Entries with figure data:
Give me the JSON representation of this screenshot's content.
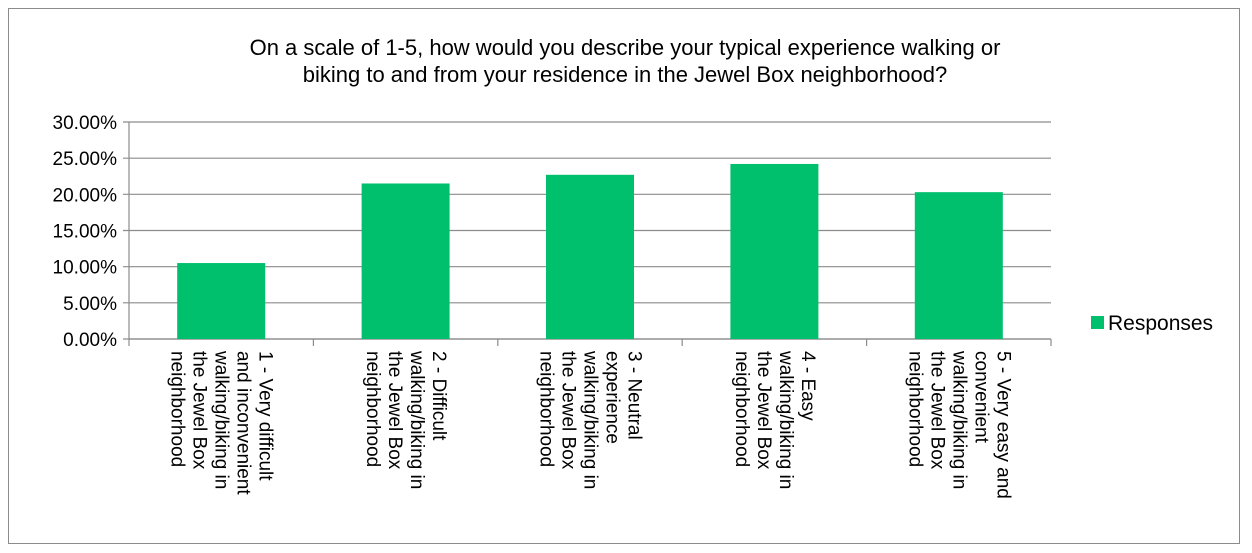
{
  "chart_data": {
    "type": "bar",
    "title_lines": [
      "On a scale of 1-5, how would you describe your typical experience walking or",
      "biking to and from your residence in the Jewel Box neighborhood?"
    ],
    "categories": [
      [
        "1 - Very difficult",
        "and inconvenient",
        "walking/biking in",
        "the Jewel Box",
        "neighborhood"
      ],
      [
        "2 - Difficult",
        "walking/biking in",
        "the Jewel Box",
        "neighborhood"
      ],
      [
        "3 - Neutral",
        "experience",
        "walking/biking in",
        "the Jewel Box",
        "neighborhood"
      ],
      [
        "4 - Easy",
        "walking/biking in",
        "the Jewel Box",
        "neighborhood"
      ],
      [
        "5 - Very easy and",
        "convenient",
        "walking/biking in",
        "the Jewel Box",
        "neighborhood"
      ]
    ],
    "series": [
      {
        "name": "Responses",
        "values": [
          10.5,
          21.5,
          22.7,
          24.2,
          20.3
        ]
      }
    ],
    "y_ticks": [
      "0.00%",
      "5.00%",
      "10.00%",
      "15.00%",
      "20.00%",
      "25.00%",
      "30.00%"
    ],
    "ylim": [
      0,
      30
    ],
    "grid": true,
    "legend_position": "right",
    "colors": {
      "bar": "#00c06e",
      "grid": "#8c8c8c",
      "axis": "#8c8c8c"
    }
  }
}
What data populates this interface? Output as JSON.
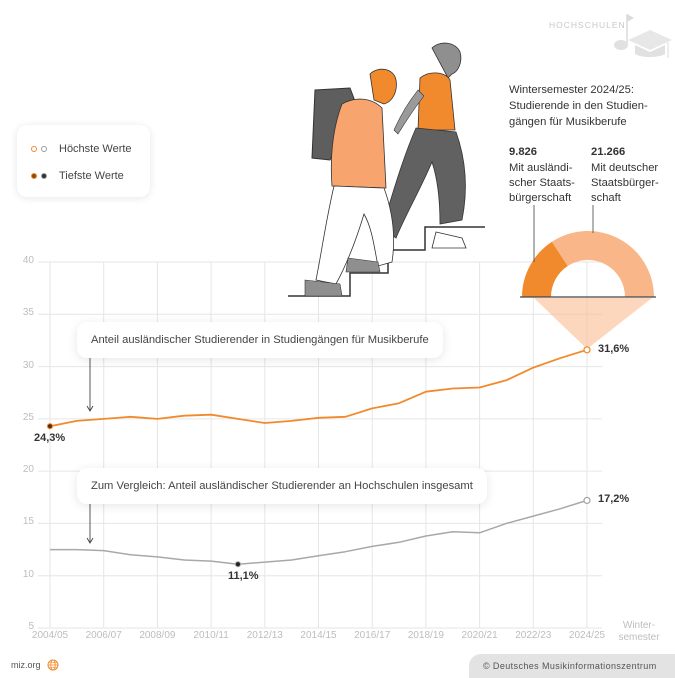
{
  "brand": {
    "label": "HOCHSCHULEN",
    "icon": "music-note-graduation-cap-icon"
  },
  "legend": {
    "items": [
      {
        "label": "Höchste Werte",
        "marker": "open-circle",
        "colors": [
          "#f18a2d",
          "#9a9a9a"
        ]
      },
      {
        "label": "Tiefste Werte",
        "marker": "filled-circle",
        "colors": [
          "#8a4a12",
          "#333333"
        ]
      }
    ]
  },
  "info": {
    "title": "Wintersemester 2024/25: Studierende in den Studien­gängen für Musikberufe",
    "title_lines": [
      "Wintersemester 2024/25:",
      "Studierende in den Studien-",
      "gängen für Musikberufe"
    ],
    "foreign": {
      "value": "9.826",
      "label_lines": [
        "Mit ausländi-",
        "scher Staats-",
        "bürgerschaft"
      ]
    },
    "german": {
      "value": "21.266",
      "label_lines": [
        "Mit deutscher",
        "Staatsbürger-",
        "schaft"
      ]
    }
  },
  "callouts": {
    "music": "Anteil ausländischer Studierender in Studiengängen für Musikberufe",
    "all": "Zum Vergleich: Anteil ausländischer Studierender an Hochschulen insgesamt"
  },
  "annotations": {
    "music_max": "31,6%",
    "music_min": "24,3%",
    "all_max": "17,2%",
    "all_min": "11,1%"
  },
  "axis": {
    "y_ticks": [
      "40",
      "35",
      "30",
      "25",
      "20",
      "15",
      "10",
      "5"
    ],
    "x_ticks": [
      "2004/05",
      "2006/07",
      "2008/09",
      "2010/11",
      "2012/13",
      "2014/15",
      "2016/17",
      "2018/19",
      "2020/21",
      "2022/23",
      "2024/25"
    ],
    "x_unit_lines": [
      "Winter-",
      "semester"
    ]
  },
  "colors": {
    "orange": "#f18a2d",
    "orange_light": "#f9b789",
    "gray_line": "#a8a8a8",
    "grid": "#e6e6e6"
  },
  "footer": {
    "site": "miz.org",
    "site_icon": "globe-icon",
    "copyright": "© Deutsches Musikinformationszentrum"
  },
  "chart_data": [
    {
      "type": "line",
      "title": "Anteil ausländischer Studierender (%)",
      "xlabel": "Wintersemester",
      "ylabel": "",
      "ylim": [
        5,
        40
      ],
      "grid": true,
      "x": [
        "2004/05",
        "2005/06",
        "2006/07",
        "2007/08",
        "2008/09",
        "2009/10",
        "2010/11",
        "2011/12",
        "2012/13",
        "2013/14",
        "2014/15",
        "2015/16",
        "2016/17",
        "2017/18",
        "2018/19",
        "2019/20",
        "2020/21",
        "2021/22",
        "2022/23",
        "2023/24",
        "2024/25"
      ],
      "series": [
        {
          "name": "Anteil ausländischer Studierender in Studiengängen für Musikberufe",
          "color": "#f18a2d",
          "values": [
            24.3,
            24.8,
            25.0,
            25.2,
            25.0,
            25.3,
            25.4,
            25.0,
            24.6,
            24.8,
            25.1,
            25.2,
            26.0,
            26.5,
            27.6,
            27.9,
            28.0,
            28.7,
            29.9,
            30.8,
            31.6
          ]
        },
        {
          "name": "Zum Vergleich: Anteil ausländischer Studierender an Hochschulen insgesamt",
          "color": "#a8a8a8",
          "values": [
            12.5,
            12.5,
            12.4,
            12.0,
            11.8,
            11.5,
            11.4,
            11.1,
            11.3,
            11.5,
            11.9,
            12.3,
            12.8,
            13.2,
            13.8,
            14.2,
            14.1,
            15.0,
            15.7,
            16.4,
            17.2
          ]
        }
      ],
      "annotations": [
        "24,3% (min, 2004/05)",
        "31,6% (max, 2024/25)",
        "11,1% (min, 2011/12)",
        "17,2% (max, 2024/25)"
      ]
    },
    {
      "type": "pie",
      "title": "Wintersemester 2024/25: Studierende in den Studiengängen für Musikberufe",
      "categories": [
        "Mit ausländischer Staatsbürgerschaft",
        "Mit deutscher Staatsbürgerschaft"
      ],
      "values": [
        9826,
        21266
      ],
      "colors": [
        "#f18a2d",
        "#f9b789"
      ],
      "style": "half-donut"
    }
  ]
}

** WHAT IS BEING ASKED **
Pick out and copy the lines of the material that include the word "JSON".

** RESULT FOR THIS TASK **
Give me the JSON representation of this screenshot's content.
What data populates this interface? Output as JSON.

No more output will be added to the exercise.